Write out all the entries word for word and omit any pictures.

┌──

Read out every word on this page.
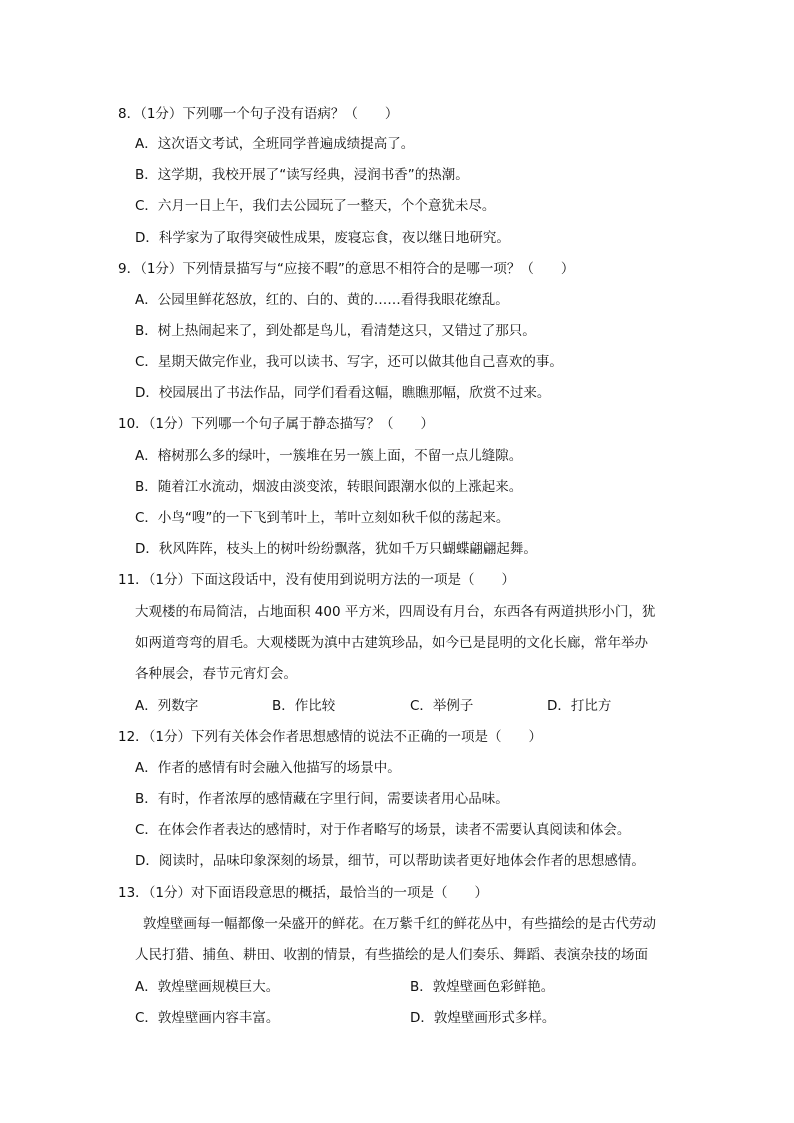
8．（1分）下列哪一个句子没有语病？（　　）
A．这次语文考试，全班同学普遍成绩提高了。
B．这学期，我校开展了“读写经典，浸润书香”的热潮。
C．六月一日上午，我们去公园玩了一整天，个个意犹未尽。
D．科学家为了取得突破性成果，废寝忘食，夜以继日地研究。
9．（1分）下列情景描写与“应接不暇”的意思不相符合的是哪一项？（　　）
A．公园里鲜花怒放，红的、白的、黄的……看得我眼花缭乱。
B．树上热闹起来了，到处都是鸟儿，看清楚这只，又错过了那只。
C．星期天做完作业，我可以读书、写字，还可以做其他自己喜欢的事。
D．校园展出了书法作品，同学们看看这幅，瞧瞧那幅，欣赏不过来。
10．（1分）下列哪一个句子属于静态描写？（　　）
A．榕树那么多的绿叶，一簇堆在另一簇上面，不留一点儿缝隙。
B．随着江水流动，烟波由淡变浓，转眼间跟潮水似的上涨起来。
C．小鸟“嗖”的一下飞到苇叶上，苇叶立刻如秋千似的荡起来。
D．秋风阵阵，枝头上的树叶纷纷飘落，犹如千万只蝴蝶翩翩起舞。
11．（1分）下面这段话中，没有使用到说明方法的一项是（　　）
大观楼的布局简洁，占地面积 400 平方米，四周设有月台，东西各有两道拱形小门，犹
如两道弯弯的眉毛。大观楼既为滇中古建筑珍品，如今已是昆明的文化长廊，常年举办
各种展会，春节元宵灯会。
A．列数字	B．作比较	C．举例子	D．打比方
12．（1分）下列有关体会作者思想感情的说法不正确的一项是（　　）
A．作者的感情有时会融入他描写的场景中。
B．有时，作者浓厚的感情藏在字里行间，需要读者用心品味。
C．在体会作者表达的感情时，对于作者略写的场景，读者不需要认真阅读和体会。
D．阅读时，品味印象深刻的场景，细节，可以帮助读者更好地体会作者的思想感情。
13．（1分）对下面语段意思的概括，最恰当的一项是（　　）
敦煌壁画每一幅都像一朵盛开的鲜花。在万紫千红的鲜花丛中，有些描绘的是古代劳动
人民打猎、捕鱼、耕田、收割的情景，有些描绘的是人们奏乐、舞蹈、表演杂技的场面
A．敦煌壁画规模巨大。	B．敦煌壁画色彩鲜艳。
C．敦煌壁画内容丰富。	D．敦煌壁画形式多样。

└──

**Exercise result**
Read out every word on this page.
8．（1分）下列哪一个句子没有语病？（　　）
A．这次语文考试，全班同学普遍成绩提高了。
B．这学期，我校开展了“读写经典，浸润书香”的热潮。
C．六月一日上午，我们去公园玩了一整天，个个意犹未尽。
D．科学家为了取得突破性成果，废寝忘食，夜以继日地研究。
9．（1分）下列情景描写与“应接不暇”的意思不相符合的是哪一项？（　　）
A．公园里鲜花怒放，红的、白的、黄的……看得我眼花缭乱。
B．树上热闹起来了，到处都是鸟儿，看清楚这只，又错过了那只。
C．星期天做完作业，我可以读书、写字，还可以做其他自己喜欢的事。
D．校园展出了书法作品，同学们看看这幅，瞧瞧那幅，欣赏不过来。
10．（1分）下列哪一个句子属于静态描写？（　　）
A．榕树那么多的绿叶，一簇堆在另一簇上面，不留一点儿缝隙。
B．随着江水流动，烟波由淡变浓，转眼间跟潮水似的上涨起来。
C．小鸟“嗖”的一下飞到苇叶上，苇叶立刻如秋千似的荡起来。
D．秋风阵阵，枝头上的树叶纷纷飘落，犹如千万只蝴蝶翩翩起舞。
11．（1分）下面这段话中，没有使用到说明方法的一项是（　　）
大观楼的布局简洁，占地面积 400 平方米，四周设有月台，东西各有两道拱形小门，犹
如两道弯弯的眉毛。大观楼既为滇中古建筑珍品，如今已是昆明的文化长廊，常年举办
各种展会，春节元宵灯会。
A．列数字	B．作比较	C．举例子	D．打比方
12．（1分）下列有关体会作者思想感情的说法不正确的一项是（　　）
A．作者的感情有时会融入他描写的场景中。
B．有时，作者浓厚的感情藏在字里行间，需要读者用心品味。
C．在体会作者表达的感情时，对于作者略写的场景，读者不需要认真阅读和体会。
D．阅读时，品味印象深刻的场景，细节，可以帮助读者更好地体会作者的思想感情。
13．（1分）对下面语段意思的概括，最恰当的一项是（　　）
敦煌壁画每一幅都像一朵盛开的鲜花。在万紫千红的鲜花丛中，有些描绘的是古代劳动
人民打猎、捕鱼、耕田、收割的情景，有些描绘的是人们奏乐、舞蹈、表演杂技的场面
A．敦煌壁画规模巨大。	B．敦煌壁画色彩鲜艳。
C．敦煌壁画内容丰富。	D．敦煌壁画形式多样。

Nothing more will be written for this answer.